**Instruction**
In your copy, leave out the pictures and repeat the entries below exactly.

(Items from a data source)
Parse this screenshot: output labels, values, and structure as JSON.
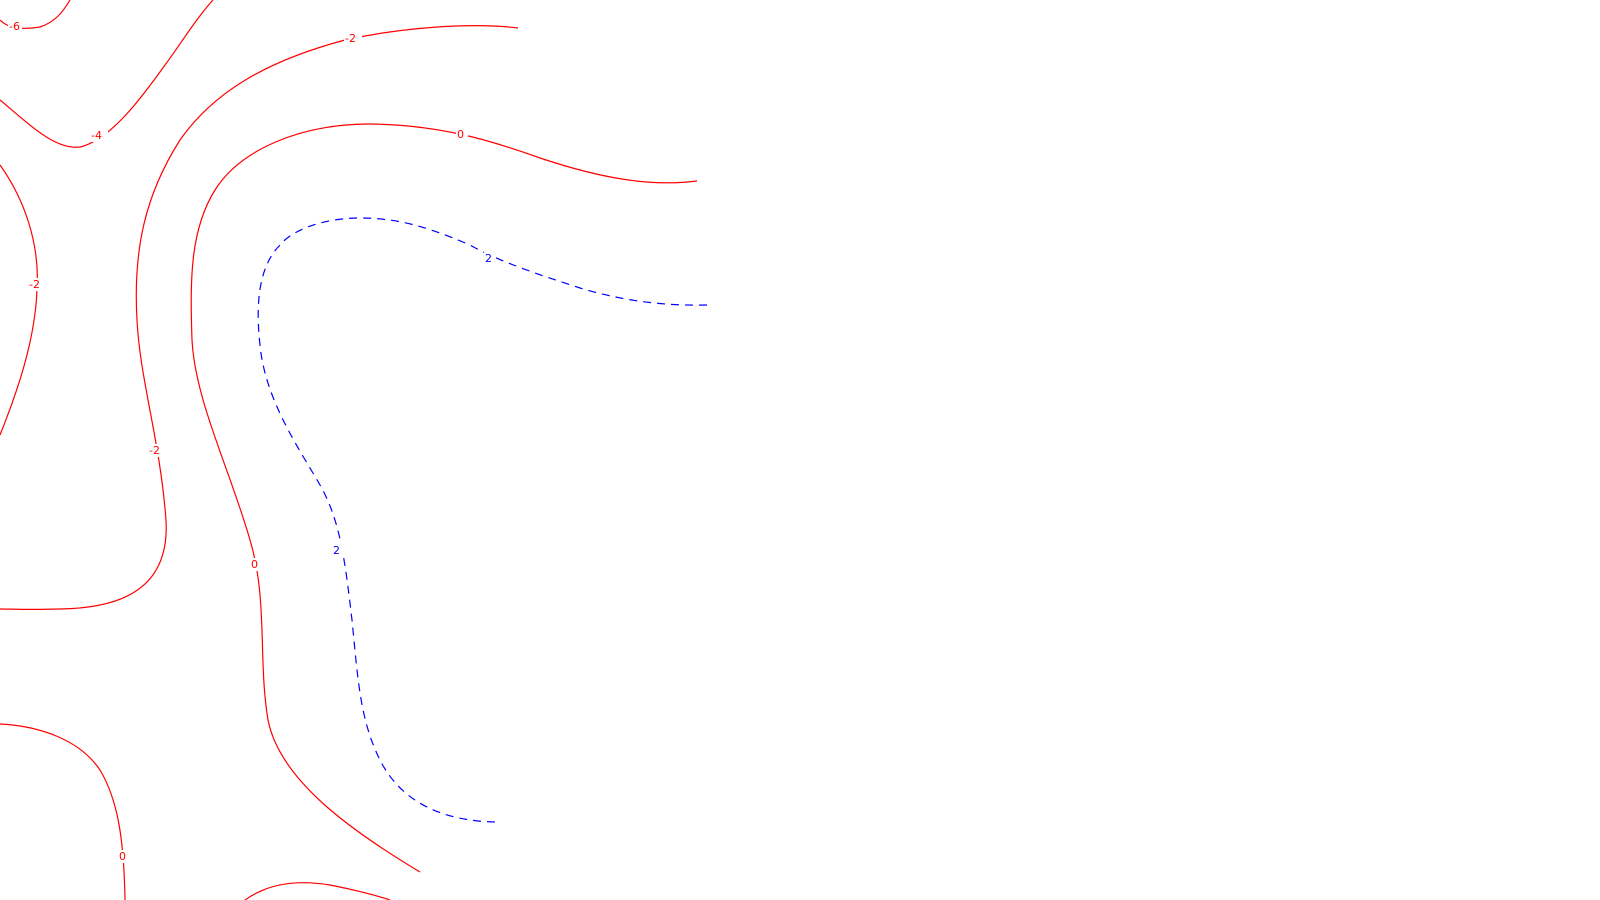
{
  "colors": {
    "negative_zero": "#ff0000",
    "positive": "#0000ff",
    "background": "#ffffff"
  },
  "line_styles": {
    "negative_zero": "solid",
    "positive": "dashed"
  },
  "contours": [
    {
      "id": "c-neg6",
      "value": "-6",
      "style": "solid"
    },
    {
      "id": "c-neg4",
      "value": "-4",
      "style": "solid"
    },
    {
      "id": "c-neg2-top",
      "value": "-2",
      "style": "solid"
    },
    {
      "id": "c-neg2-left",
      "value": "-2",
      "style": "solid"
    },
    {
      "id": "c-neg2-inner",
      "value": "-2",
      "style": "solid"
    },
    {
      "id": "c-zero-main",
      "value": "0",
      "style": "solid"
    },
    {
      "id": "c-zero-bottom-left",
      "value": "0",
      "style": "solid"
    },
    {
      "id": "c-zero-bottom",
      "value": "",
      "style": "solid"
    },
    {
      "id": "c-pos2",
      "value": "2",
      "style": "dashed"
    }
  ]
}
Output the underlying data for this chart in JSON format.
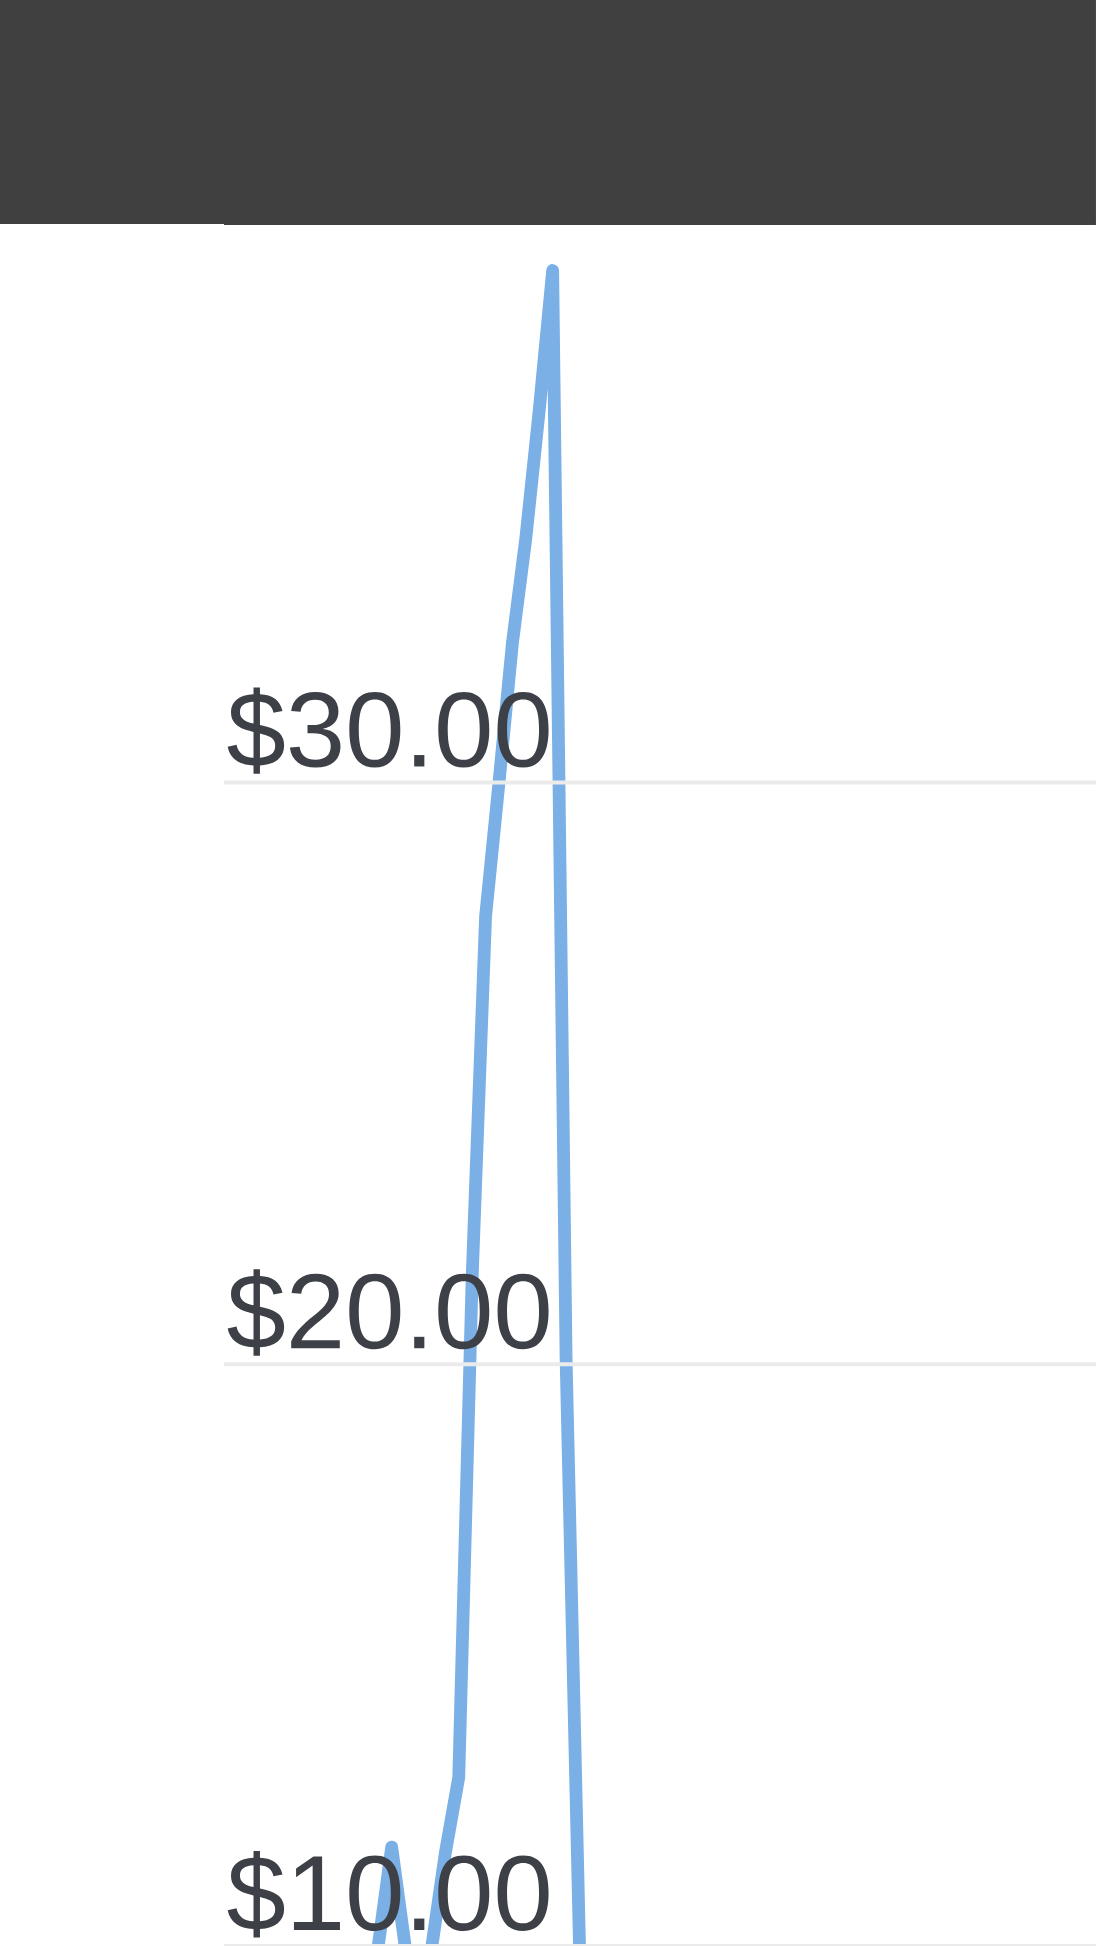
{
  "chart_data": {
    "type": "line",
    "categories": [
      null,
      null,
      null,
      null,
      null,
      null,
      null,
      null,
      null,
      null,
      null,
      null,
      null,
      null,
      null,
      null,
      null,
      null,
      null,
      null,
      null,
      null,
      null,
      null,
      null,
      null,
      null,
      null,
      null,
      null,
      null,
      null,
      null,
      null,
      null,
      null,
      null,
      null,
      null,
      null,
      null,
      null,
      null,
      null,
      null,
      null,
      null,
      null,
      null,
      null,
      null,
      null,
      null,
      null,
      null,
      null,
      null,
      null,
      null,
      null,
      null,
      null,
      null,
      null,
      null
    ],
    "series": [
      {
        "color": "#7ab0e6",
        "values": [
          null,
          null,
          null,
          null,
          null,
          null,
          null,
          null,
          null,
          null,
          null,
          10,
          11.7,
          10,
          null,
          10,
          11.6,
          12.9,
          21.5,
          27.7,
          30.0,
          32.4,
          34.2,
          36.4,
          38.8,
          20.1,
          10,
          null,
          null,
          null,
          null,
          null,
          null,
          null,
          null,
          null,
          null,
          null,
          null,
          null,
          null,
          null,
          null,
          null,
          null,
          null,
          null,
          null,
          null,
          null,
          null,
          null,
          null,
          null,
          null,
          null,
          null,
          null,
          null,
          null,
          null,
          null,
          null,
          null,
          null
        ]
      }
    ],
    "ylim": [
      10,
      39.6
    ],
    "yticks": [
      {
        "value": 10,
        "label": "$10.00"
      },
      {
        "value": 20,
        "label": "$20.00"
      },
      {
        "value": 30,
        "label": "$30.00"
      }
    ],
    "grid": "y",
    "tick_labels": "y"
  }
}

**Result of this exercise**
Parse this screenshot: output labels, values, and structure as JSON.
{
  "colors": {
    "negative_zero": "#ff0000",
    "positive": "#0000ff",
    "background": "#ffffff"
  },
  "line_styles": {
    "negative_zero": "solid",
    "positive": "dashed"
  },
  "contours": [
    {
      "id": "c-neg6",
      "value": "-6",
      "style": "solid"
    },
    {
      "id": "c-neg4",
      "value": "-4",
      "style": "solid"
    },
    {
      "id": "c-neg2-top",
      "value": "-2",
      "style": "solid"
    },
    {
      "id": "c-neg2-left",
      "value": "-2",
      "style": "solid"
    },
    {
      "id": "c-neg2-inner",
      "value": "-2",
      "style": "solid"
    },
    {
      "id": "c-zero-main",
      "value": "0",
      "style": "solid"
    },
    {
      "id": "c-zero-bottom-left",
      "value": "0",
      "style": "solid"
    },
    {
      "id": "c-zero-bottom",
      "value": "",
      "style": "solid"
    },
    {
      "id": "c-pos2",
      "value": "2",
      "style": "dashed"
    }
  ]
}
Output the underlying data for this chart in JSON format.
{
  "chart_data": {
    "type": "line",
    "categories": [
      null,
      null,
      null,
      null,
      null,
      null,
      null,
      null,
      null,
      null,
      null,
      null,
      null,
      null,
      null,
      null,
      null,
      null,
      null,
      null,
      null,
      null,
      null,
      null,
      null,
      null,
      null,
      null,
      null,
      null,
      null,
      null,
      null,
      null,
      null,
      null,
      null,
      null,
      null,
      null,
      null,
      null,
      null,
      null,
      null,
      null,
      null,
      null,
      null,
      null,
      null,
      null,
      null,
      null,
      null,
      null,
      null,
      null,
      null,
      null,
      null,
      null,
      null,
      null,
      null
    ],
    "series": [
      {
        "color": "#7ab0e6",
        "values": [
          null,
          null,
          null,
          null,
          null,
          null,
          null,
          null,
          null,
          null,
          null,
          10,
          11.7,
          10,
          null,
          10,
          11.6,
          12.9,
          21.5,
          27.7,
          30.0,
          32.4,
          34.2,
          36.4,
          38.8,
          20.1,
          10,
          null,
          null,
          null,
          null,
          null,
          null,
          null,
          null,
          null,
          null,
          null,
          null,
          null,
          null,
          null,
          null,
          null,
          null,
          null,
          null,
          null,
          null,
          null,
          null,
          null,
          null,
          null,
          null,
          null,
          null,
          null,
          null,
          null,
          null,
          null,
          null,
          null,
          null
        ]
      }
    ],
    "ylim": [
      10,
      39.6
    ],
    "yticks": [
      {
        "value": 10,
        "label": "$10.00"
      },
      {
        "value": 20,
        "label": "$20.00"
      },
      {
        "value": 30,
        "label": "$30.00"
      }
    ],
    "grid": "y",
    "tick_labels": "y"
  }
}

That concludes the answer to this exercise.